§ PROVIDED PASSAGE:
The band from Concord, North Carolina gets its name from its two main vocalists, Scott Avett and Seth Avett. These two brothers along with three other group members compose meaningful love songs with their own twist to form a completely different type of genre that is simply indescribable. Their albums include a wide spectrum of types of songs from rock, ballad, folk and also a variety of “Pretty Girl from ….” songs.

Most recently the Avett Brothers produced a new album named “Magpie and the Dandelion”. In this album there’s a song titled “Another is Waiting,” which focuses and aims at showing how magazines and other fashion related propaganda develop insecurities among women.  The music video directed by Scott Avett was released closely before the album release.

Although the Avett Brothers only have a select few music videos, they usually are very similar.  These similarities are shared in simply showing the band singing and playing music numerous times.  For the Avett Brothers it’s usually in really unexpected places and often wearing really bizarre clothes.

The music video for “Another is Waiting” follows the expected concepts for its genre, it also displays an importance on the rhetorical appeals in the form of logos.

The expected outcome of the music video as a series of scenes that show the band members constantly and throughout the music video was evident.  Also for its genre it was expected to see a pretty girl and making her the main focus. What may not be as evident is the high usage of symbolism within this video.

One component of this symbolism seen throughout the video was the usage of skeletons.  This symbol was highly repetitive and as Molly Bang describes “our eyes search for repetitive patterns, which enable us to make sense out of what we see.  We notice repetition amid confusion” (242). This technique seen throughout the music video was very important in the sense that the producer wanted the viewer to notice it among the confusion of trying to make sense of what was going on with the main character.

The pretty girl as the main character is shown pursuing a career in modeling.  In the first sequence the viewer is taken into a modeling agency, where they first introduce the main character coming out of her interview. At the same time the lyrics to the song are already saying, “It’s a fake, it’s a hoax,” implying that this place is associated with lies and deception. During this scene they immediately show a few skeletons staring back at her.  The ideology of this symbol is usually associated with death and evil and in some cases anorexia. As Sturken and Cartwright explain “images and media representations are some of the forms through which we persuade others to share certain views or not” (246).  The usage of skeletons as an image or symbol in this video is persuading the viewer to believe the bad in modeling and in propaganda associated with fashion and women’s appeal.

The viewer starts to understand the Avett Brother’s sense of logic or logos, to see and comprehend the evil in what this industry does to women.  The Avett Brother’s are a perfect example of making the viewer understand their perspective due to their ethos, or credibility since they have written and composed many love songs and many songs about pretty women.  These factors show their experience with all the women they know and have met, and reflect that they know what they are talking about when giving advice such as this one to their audience.

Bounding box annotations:
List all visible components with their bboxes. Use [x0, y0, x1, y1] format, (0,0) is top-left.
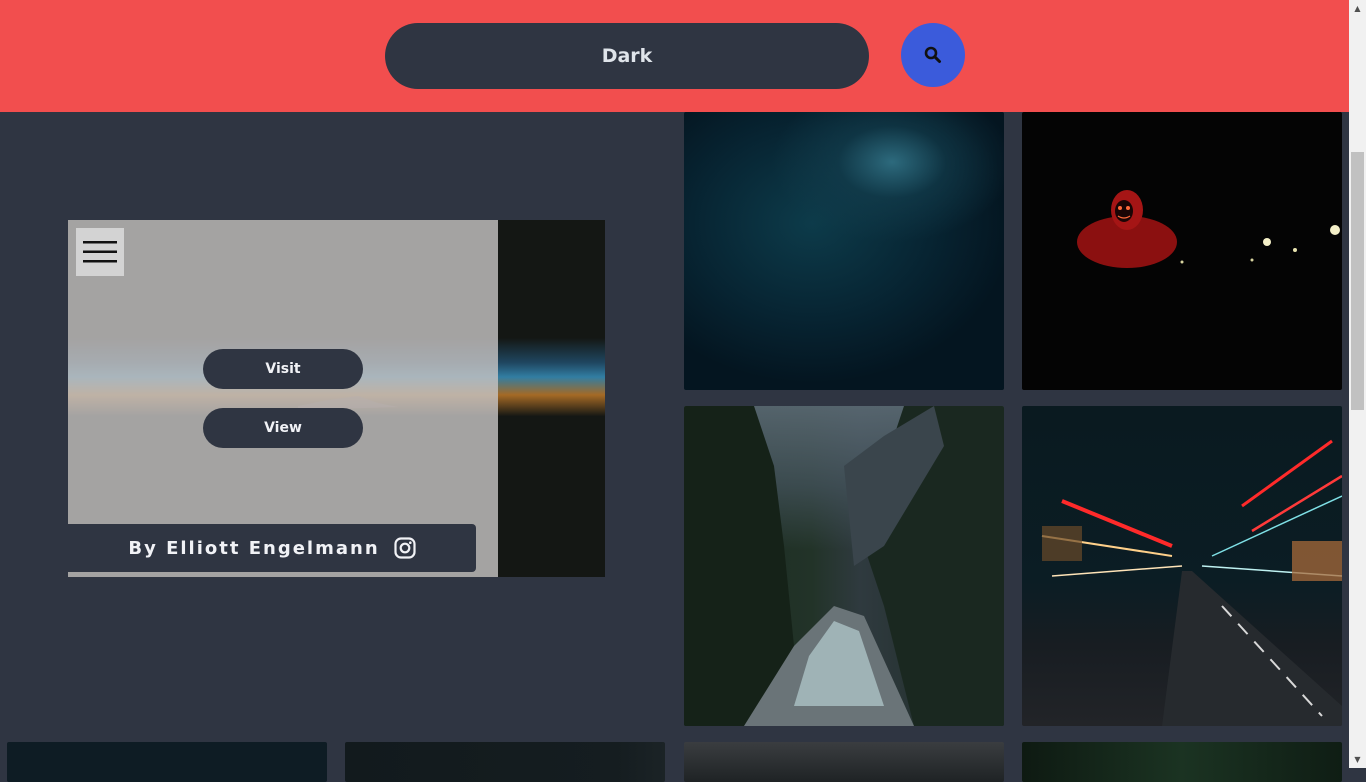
search-button[interactable]	[901, 23, 965, 87]
menu-button[interactable]	[76, 228, 124, 276]
author-credit-bar[interactable]: By Elliott Engelmann	[68, 524, 476, 572]
vertical-scrollbar[interactable]: ▲ ▼	[1349, 0, 1366, 768]
search-input[interactable]	[385, 23, 869, 89]
search-icon	[924, 46, 941, 63]
scroll-down-arrow-icon[interactable]: ▼	[1349, 751, 1366, 768]
featured-card: Visit View By Elliott Engelmann	[68, 220, 605, 577]
gallery-image-bottom-1[interactable]	[7, 742, 327, 782]
gallery-image-bottom-4[interactable]	[1022, 742, 1342, 782]
author-name: By Elliott Engelmann	[128, 537, 380, 559]
view-button[interactable]: View	[203, 408, 363, 448]
header-bar	[0, 0, 1349, 112]
gallery-image-light-trails[interactable]	[1022, 406, 1342, 726]
instagram-icon[interactable]	[394, 537, 416, 559]
hamburger-menu-icon	[83, 241, 117, 263]
scrollbar-thumb[interactable]	[1351, 152, 1364, 410]
gallery-image-dark-clouds[interactable]	[684, 112, 1004, 390]
gallery-image-forest-river[interactable]	[684, 406, 1004, 726]
gallery-image-bottom-3[interactable]	[684, 742, 1004, 782]
gallery-image-masked-hood[interactable]	[1022, 112, 1342, 390]
visit-button[interactable]: Visit	[203, 349, 363, 389]
featured-overlay: Visit View By Elliott Engelmann	[68, 220, 498, 577]
scroll-up-arrow-icon[interactable]: ▲	[1349, 0, 1366, 17]
gallery-image-bottom-2[interactable]	[345, 742, 665, 782]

§ SHORT PROBLEM 1:
Decide whether each statement agrees with the Avett Brothers essay: (a) Scott Avett directed the music video for "Another is Waiting." (b) The band is made up of only the two Avett brothers. (c) The first sequence of the video takes place in a modeling agency. Give yes or no for each, along with the deciding words quoted from the essay.
§ SHORT PROBLEM 2:
Print the stretch of the Avett Brothers essay from "Most recently the" through "wearing really bizarre clothes.".
Rely on the Avett Brothers essay alone.

§ WORKED SOLUTION 1:
(a) Yes: "The music video directed by Scott Avett was released closely before the album release."
(b) No: "These two brothers along with three other group members compose meaningful love songs"
(c) Yes: "In the first sequence the viewer is taken into a modeling agency"

§ WORKED SOLUTION 2:
Most recently the Avett Brothers produced a new album named “Magpie and the Dandelion”. In this album there’s a song titled “Another is Waiting,” which focuses and aims at showing how magazines and other fashion related propaganda develop insecurities among women.  The music video directed by Scott Avett was released closely before the album release.

Although the Avett Brothers only have a select few music videos, they usually are very similar.  These similarities are shared in simply showing the band singing and playing music numerous times.  For the Avett Brothers it’s usually in really unexpected places and often wearing really bizarre clothes.